REQUIRED WORK: Give only the number of lines in these records that contain the word "szczęście".

##### LISTED ENTRIES #####

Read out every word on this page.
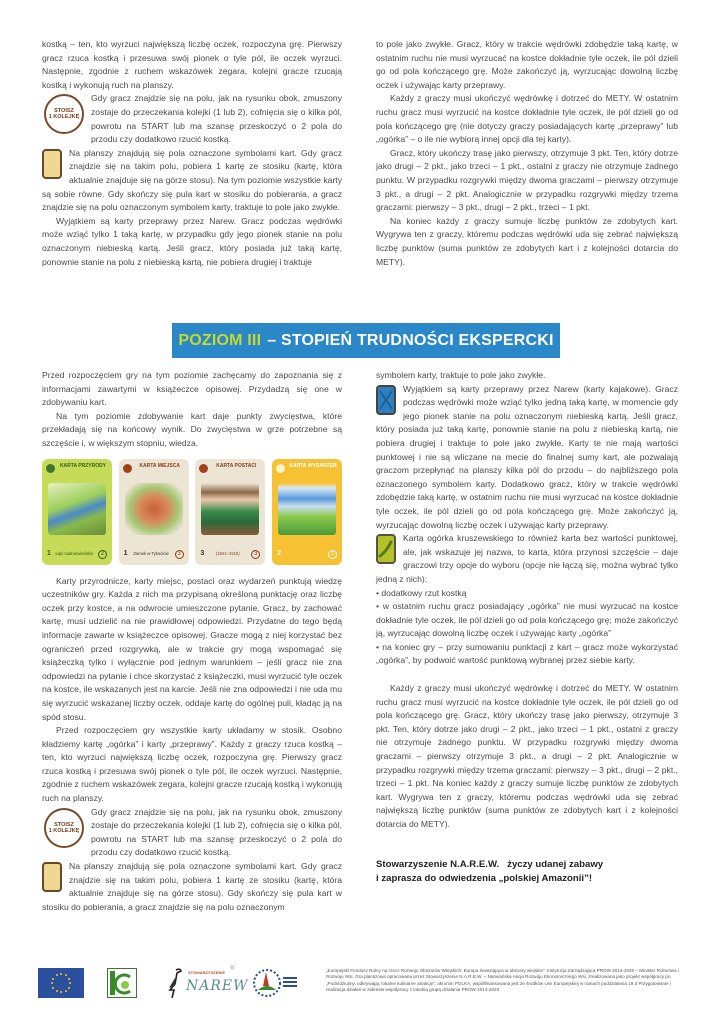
kostką – ten, kto wyrzuci największą liczbę oczek, rozpoczyna grę. Pierwszy gracz rzuca kostką i przesuwa swój pionek o tyle pól, ile oczek wyrzuci. Następnie, zgodnie z ruchem wskazówek zegara, kolejni gracze rzucają kostką i wykonują ruch na planszy.

STOISZ
1 KOLEJKĘ

Gdy gracz znajdzie się na polu, jak na rysunku obok, zmuszony zostaje do przeczekania kolejki (1 lub 2), cofnięcia się o kilka pól, powrotu na START lub ma szansę przeskoczyć o 2 pola do przodu czy dodatkowo rzucić kostką.

Na planszy znajdują się pola oznaczone symbolami kart. Gdy gracz znajdzie się na takim polu, pobiera 1 kartę ze stosiku (kartę, która aktualnie znajduje się na górze stosu). Na tym poziomie wszystkie karty są sobie równe. Gdy skończy się pula kart w stosiku do pobierania, a gracz znajdzie się na polu oznaczonym symbolem karty, traktuje to pole jako zwykłe.

Wyjątkiem są karty przeprawy przez Narew. Gracz podczas wędrówki może wziąć tylko 1 taką kartę, w przypadku gdy jego pionek stanie na polu oznaczonym niebieską kartą. Jeśli gracz, który posiada już taką kartę, ponownie stanie na polu z niebieską kartą, nie pobiera drugiej i traktuje

to pole jako zwykłe. Gracz, który w trakcie wędrówki zdobędzie taką kartę, w ostatnim ruchu nie musi wyrzucać na kostce dokładnie tyle oczek, ile pól dzieli go od pola kończącego grę. Może zakończyć ją, wyrzucając dowolną liczbę oczek i używając karty przeprawy.

Każdy z graczy musi ukończyć wędrówkę i dotrzeć do METY. W ostatnim ruchu gracz musi wyrzucić na kostce dokładnie tyle oczek, ile pól dzieli go od pola kończącego grę (nie dotyczy graczy posiadających kartę „przeprawy” lub „ogórka” – o ile nie wybiorą innej opcji dla tej karty).

Gracz, który ukończy trasę jako pierwszy, otrzymuje 3 pkt. Ten, który dotrze jako drugi – 2 pkt., jako trzeci – 1 pkt., ostatni z graczy nie otrzymuje żadnego punktu. W przypadku rozgrywki między dwoma graczami – pierwszy otrzymuje 3 pkt., a drugi – 2 pkt. Analogicznie w przypadku rozgrywki między trzema graczami: pierwszy – 3 pkt., drugi – 2 pkt., trzeci – 1 pkt.

Na koniec każdy z graczy sumuje liczbę punktów ze zdobytych kart. Wygrywa ten z graczy, któremu podczas wędrówki uda się zebrać największą liczbę punktów (suma punktów ze zdobytych kart i z kolejności dotarcia do METY).

POZIOM III – STOPIEŃ TRUDNOŚCI EKSPERCKI

Przed rozpoczęciem gry na tym poziomie zachęcamy do zapoznania się z informacjami zawartymi w książeczce opisowej. Przydadzą się one w zdobywaniu kart.

Na tym poziomie zdobywanie kart daje punkty zwycięstwa, które przekładają się na końcowy wynik. Do zwycięstwa w grze potrzebne są szczęście i, w większym stopniu, wiedza.

KARTA PRZYRODY
1	Łąki nadnarwiańskie	2
KARTA MIEJSCA
1	Zamek w Tykocinie	3
KARTA POSTACI
3	(1841–1910)	3
KARTA WYDARZEŃ
2	1

Karty przyrodnicze, karty miejsc, postaci oraz wydarzeń punktują wiedzę uczestników gry. Każda z nich ma przypisaną określoną punktację oraz liczbę oczek przy kostce, a na odwrocie umieszczone pytanie. Gracz, by zachować kartę, musi udzielić na nie prawidłowej odpowiedzi. Przydatne do tego będą informacje zawarte w książeczce opisowej. Gracze mogą z niej korzystać bez ograniczeń przed rozgrywką, ale w trakcie gry mogą wspomagać się książeczką tylko i wyłącznie pod jednym warunkiem – jeśli gracz nie zna odpowiedzi na pytanie i chce skorzystać z książeczki, musi wyrzucić tyle oczek na kostce, ile wskazanych jest na karcie. Jeśli nie zna odpowiedzi i nie uda mu się wyrzucić wskazanej liczby oczek, oddaje kartę do ogólnej puli, kładąc ją na spód stosu.

Przed rozpoczęciem gry wszystkie karty układamy w stosik. Osobno kładziemy kartę „ogórka” i karty „przeprawy”. Każdy z graczy rzuca kostką – ten, kto wyrzuci największą liczbę oczek, rozpoczyna grę. Pierwszy gracz rzuca kostką i przesuwa swój pionek o tyle pól, ile oczek wyrzuci. Następnie, zgodnie z ruchem wskazówek zegara, kolejni gracze rzucają kostką i wykonują ruch na planszy.

STOISZ
1 KOLEJKĘ

Gdy gracz znajdzie się na polu, jak na rysunku obok, zmuszony zostaje do przeczekania kolejki (1 lub 2), cofnięcia się o kilka pól, powrotu na START lub ma szansę przeskoczyć o 2 pola do przodu czy dodatkowo rzucić kostką.

Na planszy znajdują się pola oznaczone symbolami kart. Gdy gracz znajdzie się na takim polu, pobiera 1 kartę ze stosiku (kartę, która aktualnie znajduje się na górze stosu). Gdy skończy się pula kart w stosiku do pobierania, a gracz znajdzie się na polu oznaczonym

symbolem karty, traktuje to pole jako zwykłe.

Wyjątkiem są karty przeprawy przez Narew (karty kajakowe). Gracz podczas wędrówki może wziąć tylko jedną taką kartę, w momencie gdy jego pionek stanie na polu oznaczonym niebieską kartą. Jeśli gracz, który posiada już taką kartę, ponownie stanie na polu z niebieską kartą, nie pobiera drugiej i traktuje to pole jako zwykłe. Karty te nie mają wartości punktowej i nie są wliczane na mecie do finalnej sumy kart, ale pozwalają graczom przepłynąć na planszy kilka pól do przodu – do najbliższego pola oznaczonego symbolem karty. Dodatkowo gracz, który w trakcie wędrówki zdobędzie taką kartę, w ostatnim ruchu nie musi wyrzucać na kostce dokładnie tyle oczek, ile pól dzieli go od pola kończącego grę. Może zakończyć ją, wyrzucając dowolną liczbę oczek i używając karty przeprawy.

Karta ogórka kruszewskiego to również karta bez wartości punktowej, ale, jak wskazuje jej nazwa, to karta, która przynosi szczęście – daje graczowi trzy opcje do wyboru (opcje nie łączą się, można wybrać tylko jedną z nich):

• dodatkowy rzut kostką

• w ostatnim ruchu gracz posiadający „ogórka” nie musi wyrzucać na kostce dokładnie tyle oczek, ile pól dzieli go od pola kończącego grę; może zakończyć ją, wyrzucając dowolną liczbę oczek i używając karty „ogórka”

• na koniec gry – przy sumowaniu punktacji z kart – gracz może wykorzystać „ogórka”, by podwoić wartość punktową wybranej przez siebie karty.

Każdy z graczy musi ukończyć wędrówkę i dotrzeć do METY. W ostatnim ruchu gracz musi wyrzucić na kostce dokładnie tyle oczek, ile pól dzieli go od pola kończącego grę. Gracz, który ukończy trasę jako pierwszy, otrzymuje 3 pkt. Ten, który dotrze jako drugi – 2 pkt., jako trzeci – 1 pkt., ostatni z graczy nie otrzymuje żadnego punktu. W przypadku rozgrywki między dwoma graczami – pierwszy otrzymuje 3 pkt., a drugi – 2 pkt. Analogicznie w przypadku rozgrywki między trzema graczami: pierwszy – 3 pkt., drugi – 2 pkt., trzeci – 1 pkt. Na koniec każdy z graczy sumuje liczbę punktów ze zdobytych kart. Wygrywa ten z graczy, któremu podczas wędrówki uda się zebrać największą liczbę punktów (suma punktów ze zdobytych kart i z kolejności dotarcia do METY).

Stowarzyszenie N.A.R.E.W.   życzy udanej zabawy
i zaprasza do odwiedzenia „polskiej Amazonii”!
STOWARZYSZENIE
®
NAREW
„Europejski Fundusz Rolny na rzecz Rozwoju Obszarów Wiejskich: Europa inwestująca w obszary wiejskie”. Instytucja Zarządzająca PROW 2014-2020 – Minister Rolnictwa i Rozwoju Wsi. Gra planszowa opracowana przez Stowarzyszenie N.A.R.E.W. – Narwiańska Akcja Rozwoju Ekonomicznego Wsi, zrealizowana jako projekt współpracy pn. „Podnidziujmy, odkrywając lokalne kulinarne atrakcje”, akronim POLKA, współfinansowana jest ze środków Unii Europejskiej w ramach poddziałania 19.3 Przygotowanie i realizacja działań w zakresie współpracy z lokalną grupą działania PROW 2014-2020.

#####

EXERCISE SOLUTION: 2